Dataset records:
· · · ·
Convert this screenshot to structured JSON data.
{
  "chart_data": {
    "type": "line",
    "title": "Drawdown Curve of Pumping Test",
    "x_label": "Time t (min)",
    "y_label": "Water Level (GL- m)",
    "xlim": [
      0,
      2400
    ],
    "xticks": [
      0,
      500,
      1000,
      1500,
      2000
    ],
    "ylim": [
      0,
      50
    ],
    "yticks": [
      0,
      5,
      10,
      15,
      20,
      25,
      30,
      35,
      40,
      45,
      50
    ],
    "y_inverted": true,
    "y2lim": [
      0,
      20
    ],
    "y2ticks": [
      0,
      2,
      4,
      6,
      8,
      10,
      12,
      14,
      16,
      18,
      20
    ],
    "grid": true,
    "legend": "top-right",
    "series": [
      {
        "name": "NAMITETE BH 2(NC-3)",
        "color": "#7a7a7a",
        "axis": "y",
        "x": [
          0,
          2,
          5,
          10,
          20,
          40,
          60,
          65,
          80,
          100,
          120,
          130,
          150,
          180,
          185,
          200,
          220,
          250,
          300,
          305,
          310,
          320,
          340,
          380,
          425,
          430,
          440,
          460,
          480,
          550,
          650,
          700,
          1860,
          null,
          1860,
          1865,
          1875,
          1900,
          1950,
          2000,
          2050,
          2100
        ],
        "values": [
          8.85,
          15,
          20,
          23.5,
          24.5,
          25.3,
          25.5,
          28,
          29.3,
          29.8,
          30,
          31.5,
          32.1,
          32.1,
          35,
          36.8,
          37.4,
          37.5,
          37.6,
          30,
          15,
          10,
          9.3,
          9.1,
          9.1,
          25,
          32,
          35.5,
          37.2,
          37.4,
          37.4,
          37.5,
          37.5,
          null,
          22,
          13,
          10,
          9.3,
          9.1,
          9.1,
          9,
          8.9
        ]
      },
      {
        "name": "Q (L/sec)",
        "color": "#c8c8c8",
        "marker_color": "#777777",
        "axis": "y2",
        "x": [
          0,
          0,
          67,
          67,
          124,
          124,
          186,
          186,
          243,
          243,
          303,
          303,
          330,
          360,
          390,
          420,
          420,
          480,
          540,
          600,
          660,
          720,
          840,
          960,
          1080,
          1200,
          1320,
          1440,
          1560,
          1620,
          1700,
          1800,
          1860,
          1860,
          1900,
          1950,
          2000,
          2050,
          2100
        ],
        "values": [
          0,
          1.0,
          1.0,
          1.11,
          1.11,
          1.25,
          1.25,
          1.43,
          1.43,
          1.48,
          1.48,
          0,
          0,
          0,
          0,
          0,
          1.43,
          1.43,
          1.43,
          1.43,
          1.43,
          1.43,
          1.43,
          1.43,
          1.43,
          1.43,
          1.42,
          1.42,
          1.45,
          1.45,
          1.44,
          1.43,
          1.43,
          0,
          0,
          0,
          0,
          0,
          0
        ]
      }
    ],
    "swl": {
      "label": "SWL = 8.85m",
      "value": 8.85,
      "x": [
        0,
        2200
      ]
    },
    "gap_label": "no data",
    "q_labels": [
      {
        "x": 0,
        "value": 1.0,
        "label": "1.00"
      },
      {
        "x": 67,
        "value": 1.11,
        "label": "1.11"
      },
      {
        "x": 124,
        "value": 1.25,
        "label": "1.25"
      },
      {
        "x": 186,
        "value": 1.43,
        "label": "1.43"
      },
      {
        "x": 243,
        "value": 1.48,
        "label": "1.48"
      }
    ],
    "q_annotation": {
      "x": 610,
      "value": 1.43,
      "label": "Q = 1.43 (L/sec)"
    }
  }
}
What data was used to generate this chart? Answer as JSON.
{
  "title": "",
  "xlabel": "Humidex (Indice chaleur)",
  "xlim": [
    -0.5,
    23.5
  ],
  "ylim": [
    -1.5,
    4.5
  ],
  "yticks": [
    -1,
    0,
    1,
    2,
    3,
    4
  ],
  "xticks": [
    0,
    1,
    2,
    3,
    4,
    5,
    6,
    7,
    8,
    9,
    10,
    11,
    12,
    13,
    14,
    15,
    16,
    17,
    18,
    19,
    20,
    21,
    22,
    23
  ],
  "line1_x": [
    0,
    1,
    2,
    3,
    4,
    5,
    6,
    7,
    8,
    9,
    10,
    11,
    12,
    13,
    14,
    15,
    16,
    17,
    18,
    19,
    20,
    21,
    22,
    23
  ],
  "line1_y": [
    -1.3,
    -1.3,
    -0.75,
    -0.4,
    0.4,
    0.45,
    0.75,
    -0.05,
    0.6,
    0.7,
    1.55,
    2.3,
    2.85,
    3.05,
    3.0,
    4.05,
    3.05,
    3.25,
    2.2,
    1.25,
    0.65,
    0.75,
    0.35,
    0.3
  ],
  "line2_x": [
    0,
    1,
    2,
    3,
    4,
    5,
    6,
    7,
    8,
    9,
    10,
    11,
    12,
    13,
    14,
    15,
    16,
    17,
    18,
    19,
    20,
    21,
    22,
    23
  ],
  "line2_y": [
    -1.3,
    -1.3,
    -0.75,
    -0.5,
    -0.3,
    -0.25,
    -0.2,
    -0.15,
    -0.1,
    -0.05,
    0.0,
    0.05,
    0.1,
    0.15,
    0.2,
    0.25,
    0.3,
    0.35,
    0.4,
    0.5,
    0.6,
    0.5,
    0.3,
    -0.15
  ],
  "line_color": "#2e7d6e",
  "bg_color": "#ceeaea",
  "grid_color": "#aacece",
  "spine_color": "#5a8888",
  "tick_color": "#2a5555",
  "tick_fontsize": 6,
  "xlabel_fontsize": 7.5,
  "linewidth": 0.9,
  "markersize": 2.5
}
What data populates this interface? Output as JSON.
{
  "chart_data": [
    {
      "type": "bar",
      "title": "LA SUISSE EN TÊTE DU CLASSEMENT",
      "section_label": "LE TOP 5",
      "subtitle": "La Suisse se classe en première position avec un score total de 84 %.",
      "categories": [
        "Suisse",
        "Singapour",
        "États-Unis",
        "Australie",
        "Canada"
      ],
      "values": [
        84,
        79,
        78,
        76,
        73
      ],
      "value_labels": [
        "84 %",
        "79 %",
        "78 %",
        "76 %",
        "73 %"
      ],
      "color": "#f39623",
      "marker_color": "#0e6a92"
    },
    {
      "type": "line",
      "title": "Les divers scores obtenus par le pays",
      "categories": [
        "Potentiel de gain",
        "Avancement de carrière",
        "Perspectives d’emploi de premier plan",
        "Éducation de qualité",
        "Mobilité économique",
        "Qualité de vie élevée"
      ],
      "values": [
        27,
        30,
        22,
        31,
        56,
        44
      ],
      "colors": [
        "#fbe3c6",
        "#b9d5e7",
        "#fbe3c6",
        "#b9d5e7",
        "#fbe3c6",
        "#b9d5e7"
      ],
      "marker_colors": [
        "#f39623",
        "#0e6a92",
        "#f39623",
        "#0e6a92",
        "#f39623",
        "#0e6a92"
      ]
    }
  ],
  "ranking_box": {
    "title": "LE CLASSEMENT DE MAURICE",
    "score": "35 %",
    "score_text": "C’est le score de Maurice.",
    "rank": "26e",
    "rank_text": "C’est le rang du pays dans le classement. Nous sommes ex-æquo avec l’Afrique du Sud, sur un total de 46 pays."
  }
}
· · · ·
**Goal of the exercise:**
Return all of the data exactly as it reads.

**Response for this exercise:**
Convert this screenshot to structured JSON data.
{
  "chart_data": {
    "type": "line",
    "title": "Drawdown Curve of Pumping Test",
    "x_label": "Time t (min)",
    "y_label": "Water Level (GL- m)",
    "xlim": [
      0,
      2400
    ],
    "xticks": [
      0,
      500,
      1000,
      1500,
      2000
    ],
    "ylim": [
      0,
      50
    ],
    "yticks": [
      0,
      5,
      10,
      15,
      20,
      25,
      30,
      35,
      40,
      45,
      50
    ],
    "y_inverted": true,
    "y2lim": [
      0,
      20
    ],
    "y2ticks": [
      0,
      2,
      4,
      6,
      8,
      10,
      12,
      14,
      16,
      18,
      20
    ],
    "grid": true,
    "legend": "top-right",
    "series": [
      {
        "name": "NAMITETE BH 2(NC-3)",
        "color": "#7a7a7a",
        "axis": "y",
        "x": [
          0,
          2,
          5,
          10,
          20,
          40,
          60,
          65,
          80,
          100,
          120,
          130,
          150,
          180,
          185,
          200,
          220,
          250,
          300,
          305,
          310,
          320,
          340,
          380,
          425,
          430,
          440,
          460,
          480,
          550,
          650,
          700,
          1860,
          null,
          1860,
          1865,
          1875,
          1900,
          1950,
          2000,
          2050,
          2100
        ],
        "values": [
          8.85,
          15,
          20,
          23.5,
          24.5,
          25.3,
          25.5,
          28,
          29.3,
          29.8,
          30,
          31.5,
          32.1,
          32.1,
          35,
          36.8,
          37.4,
          37.5,
          37.6,
          30,
          15,
          10,
          9.3,
          9.1,
          9.1,
          25,
          32,
          35.5,
          37.2,
          37.4,
          37.4,
          37.5,
          37.5,
          null,
          22,
          13,
          10,
          9.3,
          9.1,
          9.1,
          9,
          8.9
        ]
      },
      {
        "name": "Q (L/sec)",
        "color": "#c8c8c8",
        "marker_color": "#777777",
        "axis": "y2",
        "x": [
          0,
          0,
          67,
          67,
          124,
          124,
          186,
          186,
          243,
          243,
          303,
          303,
          330,
          360,
          390,
          420,
          420,
          480,
          540,
          600,
          660,
          720,
          840,
          960,
          1080,
          1200,
          1320,
          1440,
          1560,
          1620,
          1700,
          1800,
          1860,
          1860,
          1900,
          1950,
          2000,
          2050,
          2100
        ],
        "values": [
          0,
          1.0,
          1.0,
          1.11,
          1.11,
          1.25,
          1.25,
          1.43,
          1.43,
          1.48,
          1.48,
          0,
          0,
          0,
          0,
          0,
          1.43,
          1.43,
          1.43,
          1.43,
          1.43,
          1.43,
          1.43,
          1.43,
          1.43,
          1.43,
          1.42,
          1.42,
          1.45,
          1.45,
          1.44,
          1.43,
          1.43,
          0,
          0,
          0,
          0,
          0,
          0
        ]
      }
    ],
    "swl": {
      "label": "SWL = 8.85m",
      "value": 8.85,
      "x": [
        0,
        2200
      ]
    },
    "gap_label": "no data",
    "q_labels": [
      {
        "x": 0,
        "value": 1.0,
        "label": "1.00"
      },
      {
        "x": 67,
        "value": 1.11,
        "label": "1.11"
      },
      {
        "x": 124,
        "value": 1.25,
        "label": "1.25"
      },
      {
        "x": 186,
        "value": 1.43,
        "label": "1.43"
      },
      {
        "x": 243,
        "value": 1.48,
        "label": "1.48"
      }
    ],
    "q_annotation": {
      "x": 610,
      "value": 1.43,
      "label": "Q = 1.43 (L/sec)"
    }
  }
}
What data was used to generate this chart? Answer as JSON.
{
  "title": "",
  "xlabel": "Humidex (Indice chaleur)",
  "xlim": [
    -0.5,
    23.5
  ],
  "ylim": [
    -1.5,
    4.5
  ],
  "yticks": [
    -1,
    0,
    1,
    2,
    3,
    4
  ],
  "xticks": [
    0,
    1,
    2,
    3,
    4,
    5,
    6,
    7,
    8,
    9,
    10,
    11,
    12,
    13,
    14,
    15,
    16,
    17,
    18,
    19,
    20,
    21,
    22,
    23
  ],
  "line1_x": [
    0,
    1,
    2,
    3,
    4,
    5,
    6,
    7,
    8,
    9,
    10,
    11,
    12,
    13,
    14,
    15,
    16,
    17,
    18,
    19,
    20,
    21,
    22,
    23
  ],
  "line1_y": [
    -1.3,
    -1.3,
    -0.75,
    -0.4,
    0.4,
    0.45,
    0.75,
    -0.05,
    0.6,
    0.7,
    1.55,
    2.3,
    2.85,
    3.05,
    3.0,
    4.05,
    3.05,
    3.25,
    2.2,
    1.25,
    0.65,
    0.75,
    0.35,
    0.3
  ],
  "line2_x": [
    0,
    1,
    2,
    3,
    4,
    5,
    6,
    7,
    8,
    9,
    10,
    11,
    12,
    13,
    14,
    15,
    16,
    17,
    18,
    19,
    20,
    21,
    22,
    23
  ],
  "line2_y": [
    -1.3,
    -1.3,
    -0.75,
    -0.5,
    -0.3,
    -0.25,
    -0.2,
    -0.15,
    -0.1,
    -0.05,
    0.0,
    0.05,
    0.1,
    0.15,
    0.2,
    0.25,
    0.3,
    0.35,
    0.4,
    0.5,
    0.6,
    0.5,
    0.3,
    -0.15
  ],
  "line_color": "#2e7d6e",
  "bg_color": "#ceeaea",
  "grid_color": "#aacece",
  "spine_color": "#5a8888",
  "tick_color": "#2a5555",
  "tick_fontsize": 6,
  "xlabel_fontsize": 7.5,
  "linewidth": 0.9,
  "markersize": 2.5
}
What data populates this interface? Output as JSON.
{
  "chart_data": [
    {
      "type": "bar",
      "title": "LA SUISSE EN TÊTE DU CLASSEMENT",
      "section_label": "LE TOP 5",
      "subtitle": "La Suisse se classe en première position avec un score total de 84 %.",
      "categories": [
        "Suisse",
        "Singapour",
        "États-Unis",
        "Australie",
        "Canada"
      ],
      "values": [
        84,
        79,
        78,
        76,
        73
      ],
      "value_labels": [
        "84 %",
        "79 %",
        "78 %",
        "76 %",
        "73 %"
      ],
      "color": "#f39623",
      "marker_color": "#0e6a92"
    },
    {
      "type": "line",
      "title": "Les divers scores obtenus par le pays",
      "categories": [
        "Potentiel de gain",
        "Avancement de carrière",
        "Perspectives d’emploi de premier plan",
        "Éducation de qualité",
        "Mobilité économique",
        "Qualité de vie élevée"
      ],
      "values": [
        27,
        30,
        22,
        31,
        56,
        44
      ],
      "colors": [
        "#fbe3c6",
        "#b9d5e7",
        "#fbe3c6",
        "#b9d5e7",
        "#fbe3c6",
        "#b9d5e7"
      ],
      "marker_colors": [
        "#f39623",
        "#0e6a92",
        "#f39623",
        "#0e6a92",
        "#f39623",
        "#0e6a92"
      ]
    }
  ],
  "ranking_box": {
    "title": "LE CLASSEMENT DE MAURICE",
    "score": "35 %",
    "score_text": "C’est le score de Maurice.",
    "rank": "26e",
    "rank_text": "C’est le rang du pays dans le classement. Nous sommes ex-æquo avec l’Afrique du Sud, sur un total de 46 pays."
  }
}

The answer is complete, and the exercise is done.